In the review of a TV Christmas story below, what does Herod wear after his first scene?

== PAGE EXTRACT ==
-- START --

Mary and Joseph are visited by Gabriel, who wears armor, and looks kind of badass, and they learn that God has found her hot and wants her to bear His child. It was important they explain this to Joseph, because in 1 A.D. if your fiancée gets pregnant before your wedding night your wedding present for her might be a bag of stones you hurl at her face. Oddly enough, in no versions of the Christmas story that I’ve ever seen depicted, nor read in the Bible itself, do we actually get an account of Joseph and Mary getting married. That’s just totally glossed over, like it’s too worldly of a detail to include in the account of the birth of Christ.
Meanwhile in Jerusalem, the Romans’ puppet king, Herod, is like something out of a John Waters movie. He’s morbidly obese yet wearing nothing but a massage towel when we first meet him. Herod’s taking some healing vapors, while leaches are covering his skin to draw out the sickly humours that affect him. After this introduction, we’ll only ever see him wear a muumuu. He’s the kind of guy who doesn’t even like to wash off the blood of the prisoners he’s personally executed before sitting down to dinner. We get it: he’s a bad dude.
Mary and Joseph make the journey to Bethlehem to be taxed. In this version there’s no interest in examining the identity of the donkey that carries Mary, who by this point is now very great with child. By my reckoning, there are at least two competing versions of who this donkey is in the annals of TV Christmas specials. There’s Rankin/Bass’ Nestor: The Long-Eared Donkey, which imagines the ass that carried Mary to Bethlehem as a quasi-Dumbo figure; and there’s also Disney’s The Small One, directed by Don Bluth, which imagines the donkey as old and frail, the beloved pet of a boy who has to sell him to support his family, and, lucky for him, sells him to Joseph! Both of those specials are more profound examinations of faith and love than anything I’ve seen on The Bible so far.

-- END --

== DATA LINES ==
-- START --

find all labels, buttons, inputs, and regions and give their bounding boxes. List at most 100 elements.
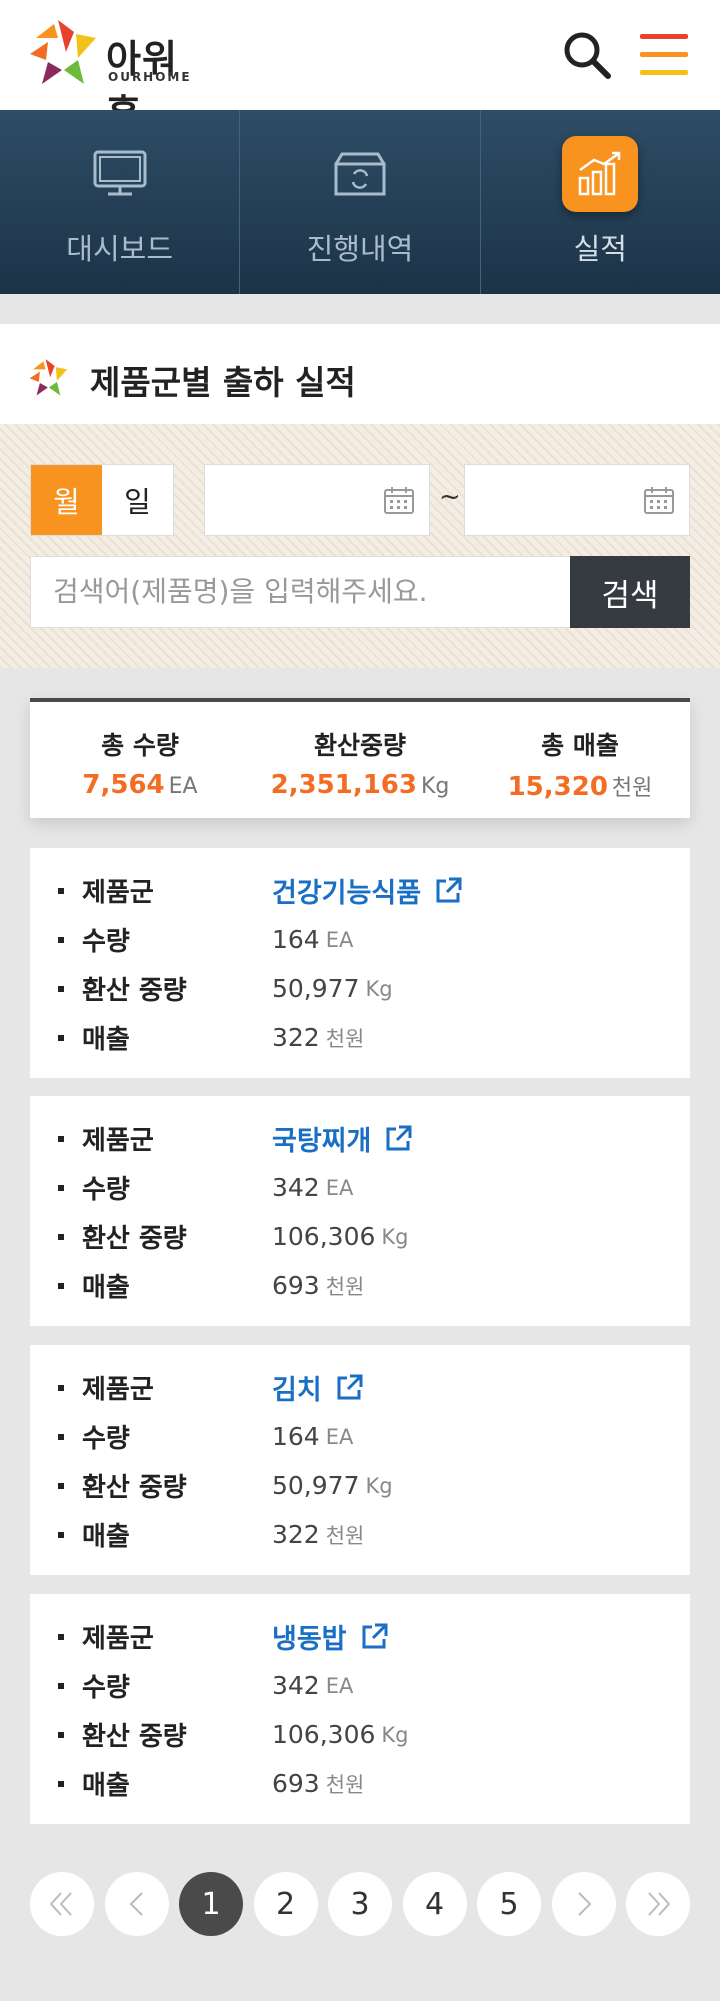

-- END --

== WRITTEN SOLUTION ==
A muumuu.